Where a line in the listing contains the string "Leaflet", copy that line out.

------ Input ------

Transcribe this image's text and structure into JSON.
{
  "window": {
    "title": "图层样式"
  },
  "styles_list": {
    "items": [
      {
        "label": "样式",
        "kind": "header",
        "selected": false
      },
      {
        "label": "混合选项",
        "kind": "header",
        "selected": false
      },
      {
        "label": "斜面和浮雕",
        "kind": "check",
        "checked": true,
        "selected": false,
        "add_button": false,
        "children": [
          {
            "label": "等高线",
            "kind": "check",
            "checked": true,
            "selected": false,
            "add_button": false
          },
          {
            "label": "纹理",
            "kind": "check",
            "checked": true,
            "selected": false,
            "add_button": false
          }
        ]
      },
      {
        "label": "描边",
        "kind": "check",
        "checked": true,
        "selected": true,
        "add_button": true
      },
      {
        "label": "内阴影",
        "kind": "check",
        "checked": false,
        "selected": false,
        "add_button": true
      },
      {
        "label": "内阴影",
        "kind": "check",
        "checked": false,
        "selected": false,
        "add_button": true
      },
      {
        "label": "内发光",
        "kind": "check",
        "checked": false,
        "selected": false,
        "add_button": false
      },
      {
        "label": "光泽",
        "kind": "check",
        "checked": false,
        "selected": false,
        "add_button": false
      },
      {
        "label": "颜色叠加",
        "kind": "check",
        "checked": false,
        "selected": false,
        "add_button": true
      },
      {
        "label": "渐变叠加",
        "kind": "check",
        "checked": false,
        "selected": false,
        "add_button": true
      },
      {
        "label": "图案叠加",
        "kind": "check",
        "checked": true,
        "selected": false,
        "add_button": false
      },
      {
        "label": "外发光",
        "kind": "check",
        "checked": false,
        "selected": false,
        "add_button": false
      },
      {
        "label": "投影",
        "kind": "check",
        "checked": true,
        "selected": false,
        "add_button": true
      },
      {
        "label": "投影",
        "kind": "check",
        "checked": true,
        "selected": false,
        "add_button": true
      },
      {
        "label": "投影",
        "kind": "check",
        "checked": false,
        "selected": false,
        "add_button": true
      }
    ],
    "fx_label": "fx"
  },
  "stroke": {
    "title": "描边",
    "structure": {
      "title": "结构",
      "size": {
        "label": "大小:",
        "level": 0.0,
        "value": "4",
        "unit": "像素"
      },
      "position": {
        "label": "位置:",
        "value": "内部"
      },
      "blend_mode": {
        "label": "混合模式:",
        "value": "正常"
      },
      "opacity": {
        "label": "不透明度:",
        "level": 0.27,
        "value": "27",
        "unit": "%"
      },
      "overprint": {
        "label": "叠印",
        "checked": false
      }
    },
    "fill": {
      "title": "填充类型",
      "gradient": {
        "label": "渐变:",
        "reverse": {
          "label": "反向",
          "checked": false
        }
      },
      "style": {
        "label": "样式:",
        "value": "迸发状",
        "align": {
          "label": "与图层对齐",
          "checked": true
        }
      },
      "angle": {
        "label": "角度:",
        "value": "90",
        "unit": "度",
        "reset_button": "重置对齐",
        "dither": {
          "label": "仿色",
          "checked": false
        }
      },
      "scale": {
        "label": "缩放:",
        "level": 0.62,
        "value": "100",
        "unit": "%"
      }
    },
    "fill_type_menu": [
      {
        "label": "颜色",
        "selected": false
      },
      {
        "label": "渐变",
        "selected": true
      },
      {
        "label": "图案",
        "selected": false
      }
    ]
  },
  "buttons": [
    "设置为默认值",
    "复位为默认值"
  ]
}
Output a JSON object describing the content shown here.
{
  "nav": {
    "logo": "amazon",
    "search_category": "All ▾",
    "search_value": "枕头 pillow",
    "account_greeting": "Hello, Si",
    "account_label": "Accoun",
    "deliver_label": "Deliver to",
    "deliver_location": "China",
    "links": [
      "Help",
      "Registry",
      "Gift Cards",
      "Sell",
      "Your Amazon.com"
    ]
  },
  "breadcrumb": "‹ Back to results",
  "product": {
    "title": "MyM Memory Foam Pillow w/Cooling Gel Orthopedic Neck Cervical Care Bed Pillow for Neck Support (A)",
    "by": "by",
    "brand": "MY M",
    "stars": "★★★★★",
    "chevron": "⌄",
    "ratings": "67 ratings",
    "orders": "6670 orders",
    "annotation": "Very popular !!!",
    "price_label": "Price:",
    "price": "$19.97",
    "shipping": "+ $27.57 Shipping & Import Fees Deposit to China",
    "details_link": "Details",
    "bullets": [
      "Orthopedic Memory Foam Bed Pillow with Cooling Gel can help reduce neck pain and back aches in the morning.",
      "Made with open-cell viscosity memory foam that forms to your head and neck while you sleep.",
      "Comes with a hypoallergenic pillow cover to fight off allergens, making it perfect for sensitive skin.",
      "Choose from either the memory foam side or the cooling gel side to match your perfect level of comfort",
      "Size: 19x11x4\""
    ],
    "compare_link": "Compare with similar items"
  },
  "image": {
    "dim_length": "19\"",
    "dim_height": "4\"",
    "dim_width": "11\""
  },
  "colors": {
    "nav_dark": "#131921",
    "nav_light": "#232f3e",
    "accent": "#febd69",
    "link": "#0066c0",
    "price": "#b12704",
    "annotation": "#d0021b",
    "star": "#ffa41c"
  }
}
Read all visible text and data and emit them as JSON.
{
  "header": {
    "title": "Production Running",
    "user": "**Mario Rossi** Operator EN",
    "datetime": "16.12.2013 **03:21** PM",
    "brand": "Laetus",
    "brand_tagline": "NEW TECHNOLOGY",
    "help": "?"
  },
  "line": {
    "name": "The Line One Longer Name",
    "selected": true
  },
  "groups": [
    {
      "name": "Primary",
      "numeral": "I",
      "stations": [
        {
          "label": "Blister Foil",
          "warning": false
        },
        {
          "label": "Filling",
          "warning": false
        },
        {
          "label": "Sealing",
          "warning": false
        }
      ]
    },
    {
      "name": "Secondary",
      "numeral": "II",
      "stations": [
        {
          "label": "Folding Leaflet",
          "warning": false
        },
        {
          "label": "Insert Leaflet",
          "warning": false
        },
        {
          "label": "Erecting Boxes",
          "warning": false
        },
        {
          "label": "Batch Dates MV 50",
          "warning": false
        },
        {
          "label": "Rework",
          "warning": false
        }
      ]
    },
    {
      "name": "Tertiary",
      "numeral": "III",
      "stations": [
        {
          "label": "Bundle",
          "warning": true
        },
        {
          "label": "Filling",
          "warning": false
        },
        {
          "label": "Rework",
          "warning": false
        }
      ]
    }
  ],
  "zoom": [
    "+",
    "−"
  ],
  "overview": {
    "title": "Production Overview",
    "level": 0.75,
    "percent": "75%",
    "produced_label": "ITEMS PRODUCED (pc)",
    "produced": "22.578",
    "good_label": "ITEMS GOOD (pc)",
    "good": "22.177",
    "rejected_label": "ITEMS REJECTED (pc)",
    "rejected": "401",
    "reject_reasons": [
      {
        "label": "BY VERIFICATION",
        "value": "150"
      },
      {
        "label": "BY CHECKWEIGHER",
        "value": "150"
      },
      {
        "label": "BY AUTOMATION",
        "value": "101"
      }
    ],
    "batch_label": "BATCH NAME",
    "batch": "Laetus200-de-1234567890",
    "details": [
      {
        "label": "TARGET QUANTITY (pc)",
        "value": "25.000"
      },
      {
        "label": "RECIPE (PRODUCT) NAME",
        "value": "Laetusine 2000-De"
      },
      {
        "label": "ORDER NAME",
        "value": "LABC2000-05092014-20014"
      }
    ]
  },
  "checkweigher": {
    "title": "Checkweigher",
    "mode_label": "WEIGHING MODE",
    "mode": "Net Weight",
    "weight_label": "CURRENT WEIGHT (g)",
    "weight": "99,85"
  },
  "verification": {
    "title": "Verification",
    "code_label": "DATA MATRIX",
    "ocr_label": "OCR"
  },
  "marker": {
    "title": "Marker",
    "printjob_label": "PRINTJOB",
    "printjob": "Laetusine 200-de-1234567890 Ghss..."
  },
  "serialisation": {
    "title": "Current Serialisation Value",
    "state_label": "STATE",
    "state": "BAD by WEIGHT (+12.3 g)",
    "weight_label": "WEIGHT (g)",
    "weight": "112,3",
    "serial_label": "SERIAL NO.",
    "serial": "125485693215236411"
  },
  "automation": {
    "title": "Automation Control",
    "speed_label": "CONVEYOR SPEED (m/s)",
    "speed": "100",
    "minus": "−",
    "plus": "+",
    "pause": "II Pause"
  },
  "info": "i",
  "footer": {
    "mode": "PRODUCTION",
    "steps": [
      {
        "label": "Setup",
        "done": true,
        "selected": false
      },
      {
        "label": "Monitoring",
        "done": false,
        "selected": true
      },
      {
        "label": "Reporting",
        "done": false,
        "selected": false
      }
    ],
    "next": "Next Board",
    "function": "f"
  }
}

------

** Written solution **
          "label": "Folding Leaflet",
          "label": "Insert Leaflet",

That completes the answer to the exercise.